Your instructions — Give only the number of lines in the data that contain the word "color".

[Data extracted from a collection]
▼▼▼

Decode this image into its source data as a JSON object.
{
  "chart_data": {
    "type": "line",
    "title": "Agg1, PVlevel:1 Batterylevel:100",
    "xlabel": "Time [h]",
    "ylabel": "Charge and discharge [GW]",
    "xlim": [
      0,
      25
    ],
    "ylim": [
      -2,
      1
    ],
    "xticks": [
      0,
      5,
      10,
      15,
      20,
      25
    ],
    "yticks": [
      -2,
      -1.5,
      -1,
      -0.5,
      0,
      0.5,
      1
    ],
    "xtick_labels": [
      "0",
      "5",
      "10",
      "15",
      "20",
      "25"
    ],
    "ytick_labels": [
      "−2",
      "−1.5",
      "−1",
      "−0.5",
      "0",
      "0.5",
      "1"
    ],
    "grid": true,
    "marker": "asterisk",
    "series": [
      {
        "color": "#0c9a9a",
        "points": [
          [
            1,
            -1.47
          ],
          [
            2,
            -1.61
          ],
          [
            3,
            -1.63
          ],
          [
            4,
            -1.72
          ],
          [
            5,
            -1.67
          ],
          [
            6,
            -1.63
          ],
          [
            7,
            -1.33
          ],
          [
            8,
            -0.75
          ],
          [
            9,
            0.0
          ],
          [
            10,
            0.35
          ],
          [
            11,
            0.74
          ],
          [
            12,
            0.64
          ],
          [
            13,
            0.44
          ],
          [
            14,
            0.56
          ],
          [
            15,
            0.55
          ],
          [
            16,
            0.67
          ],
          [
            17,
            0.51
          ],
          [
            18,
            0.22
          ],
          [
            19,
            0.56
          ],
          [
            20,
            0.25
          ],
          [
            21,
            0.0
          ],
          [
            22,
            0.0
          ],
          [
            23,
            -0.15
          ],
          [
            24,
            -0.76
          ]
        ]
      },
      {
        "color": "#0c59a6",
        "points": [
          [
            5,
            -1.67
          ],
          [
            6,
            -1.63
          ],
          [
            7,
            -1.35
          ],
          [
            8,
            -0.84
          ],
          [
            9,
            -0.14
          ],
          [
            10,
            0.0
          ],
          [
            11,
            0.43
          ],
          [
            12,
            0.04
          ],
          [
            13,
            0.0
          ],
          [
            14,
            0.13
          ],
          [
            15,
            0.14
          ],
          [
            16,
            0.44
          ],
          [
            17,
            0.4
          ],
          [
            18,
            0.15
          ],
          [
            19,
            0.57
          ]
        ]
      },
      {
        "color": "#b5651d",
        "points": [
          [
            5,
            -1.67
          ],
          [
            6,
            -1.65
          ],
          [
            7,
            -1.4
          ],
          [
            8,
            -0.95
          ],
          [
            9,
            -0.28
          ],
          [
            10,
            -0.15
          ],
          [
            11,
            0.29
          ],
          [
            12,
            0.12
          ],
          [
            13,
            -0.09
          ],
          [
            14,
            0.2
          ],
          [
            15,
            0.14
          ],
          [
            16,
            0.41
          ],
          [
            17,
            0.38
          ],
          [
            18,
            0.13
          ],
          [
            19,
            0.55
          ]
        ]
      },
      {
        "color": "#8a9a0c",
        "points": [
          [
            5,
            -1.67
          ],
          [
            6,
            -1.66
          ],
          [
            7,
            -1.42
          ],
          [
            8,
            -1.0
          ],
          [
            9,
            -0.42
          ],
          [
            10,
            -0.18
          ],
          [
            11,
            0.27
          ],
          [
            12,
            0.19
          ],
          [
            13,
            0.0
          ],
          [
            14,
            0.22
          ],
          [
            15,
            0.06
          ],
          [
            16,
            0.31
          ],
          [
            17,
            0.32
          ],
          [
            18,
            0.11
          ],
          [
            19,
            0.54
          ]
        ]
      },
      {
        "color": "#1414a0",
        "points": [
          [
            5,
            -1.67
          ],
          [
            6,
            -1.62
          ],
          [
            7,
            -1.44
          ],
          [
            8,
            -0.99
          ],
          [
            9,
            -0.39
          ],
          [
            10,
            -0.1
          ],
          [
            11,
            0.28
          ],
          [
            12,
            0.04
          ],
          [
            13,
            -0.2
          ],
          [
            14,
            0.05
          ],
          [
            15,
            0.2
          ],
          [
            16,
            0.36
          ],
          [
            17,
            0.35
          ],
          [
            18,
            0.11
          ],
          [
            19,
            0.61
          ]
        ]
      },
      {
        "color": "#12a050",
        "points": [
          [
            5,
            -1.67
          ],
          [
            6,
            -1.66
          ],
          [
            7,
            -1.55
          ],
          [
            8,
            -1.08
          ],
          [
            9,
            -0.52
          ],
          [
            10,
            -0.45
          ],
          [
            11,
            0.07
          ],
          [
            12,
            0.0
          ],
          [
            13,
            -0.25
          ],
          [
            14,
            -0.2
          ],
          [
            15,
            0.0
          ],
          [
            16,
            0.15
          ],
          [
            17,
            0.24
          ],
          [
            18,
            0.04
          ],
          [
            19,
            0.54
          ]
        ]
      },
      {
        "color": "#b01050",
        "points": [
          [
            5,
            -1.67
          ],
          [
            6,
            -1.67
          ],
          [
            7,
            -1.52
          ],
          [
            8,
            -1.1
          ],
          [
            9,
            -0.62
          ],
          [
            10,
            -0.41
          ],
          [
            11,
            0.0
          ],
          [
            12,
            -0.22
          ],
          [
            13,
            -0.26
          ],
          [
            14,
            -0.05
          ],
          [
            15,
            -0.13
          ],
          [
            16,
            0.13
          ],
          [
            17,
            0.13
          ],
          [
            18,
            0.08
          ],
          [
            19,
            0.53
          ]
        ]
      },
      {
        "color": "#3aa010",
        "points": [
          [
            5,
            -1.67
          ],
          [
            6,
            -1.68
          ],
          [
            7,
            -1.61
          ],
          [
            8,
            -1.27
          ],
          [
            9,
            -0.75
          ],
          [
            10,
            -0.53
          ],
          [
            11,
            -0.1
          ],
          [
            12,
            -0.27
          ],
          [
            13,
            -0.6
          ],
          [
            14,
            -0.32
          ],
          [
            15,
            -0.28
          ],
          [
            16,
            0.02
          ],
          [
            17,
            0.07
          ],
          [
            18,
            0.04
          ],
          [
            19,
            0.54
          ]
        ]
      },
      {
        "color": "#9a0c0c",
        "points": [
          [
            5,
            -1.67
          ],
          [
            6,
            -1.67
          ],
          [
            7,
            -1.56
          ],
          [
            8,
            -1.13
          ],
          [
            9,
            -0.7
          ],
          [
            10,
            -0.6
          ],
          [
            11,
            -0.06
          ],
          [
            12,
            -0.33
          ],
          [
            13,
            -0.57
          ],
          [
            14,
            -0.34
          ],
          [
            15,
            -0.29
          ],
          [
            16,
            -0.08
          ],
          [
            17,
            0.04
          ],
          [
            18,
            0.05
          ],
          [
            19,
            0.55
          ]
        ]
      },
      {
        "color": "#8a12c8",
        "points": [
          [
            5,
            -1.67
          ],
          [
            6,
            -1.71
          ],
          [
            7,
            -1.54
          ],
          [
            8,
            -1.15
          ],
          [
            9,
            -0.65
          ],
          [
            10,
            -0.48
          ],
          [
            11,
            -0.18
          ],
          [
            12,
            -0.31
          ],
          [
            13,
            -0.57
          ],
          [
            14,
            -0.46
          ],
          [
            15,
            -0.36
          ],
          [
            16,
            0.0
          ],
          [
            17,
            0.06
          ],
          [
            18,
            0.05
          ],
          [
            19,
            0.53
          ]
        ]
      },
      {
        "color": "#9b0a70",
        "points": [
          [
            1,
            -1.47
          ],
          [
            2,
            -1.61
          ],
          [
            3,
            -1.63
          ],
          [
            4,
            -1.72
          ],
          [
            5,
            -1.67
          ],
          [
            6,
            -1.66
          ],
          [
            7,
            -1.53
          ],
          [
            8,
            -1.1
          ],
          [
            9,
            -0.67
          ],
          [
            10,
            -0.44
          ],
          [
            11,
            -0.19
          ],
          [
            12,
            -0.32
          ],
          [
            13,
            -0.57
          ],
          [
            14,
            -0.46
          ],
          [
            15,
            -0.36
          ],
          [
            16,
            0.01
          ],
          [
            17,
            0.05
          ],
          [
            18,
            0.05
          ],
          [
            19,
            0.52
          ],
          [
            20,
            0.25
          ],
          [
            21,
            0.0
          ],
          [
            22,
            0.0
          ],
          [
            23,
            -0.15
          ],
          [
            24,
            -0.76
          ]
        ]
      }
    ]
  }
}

▲▲▲

The output — 11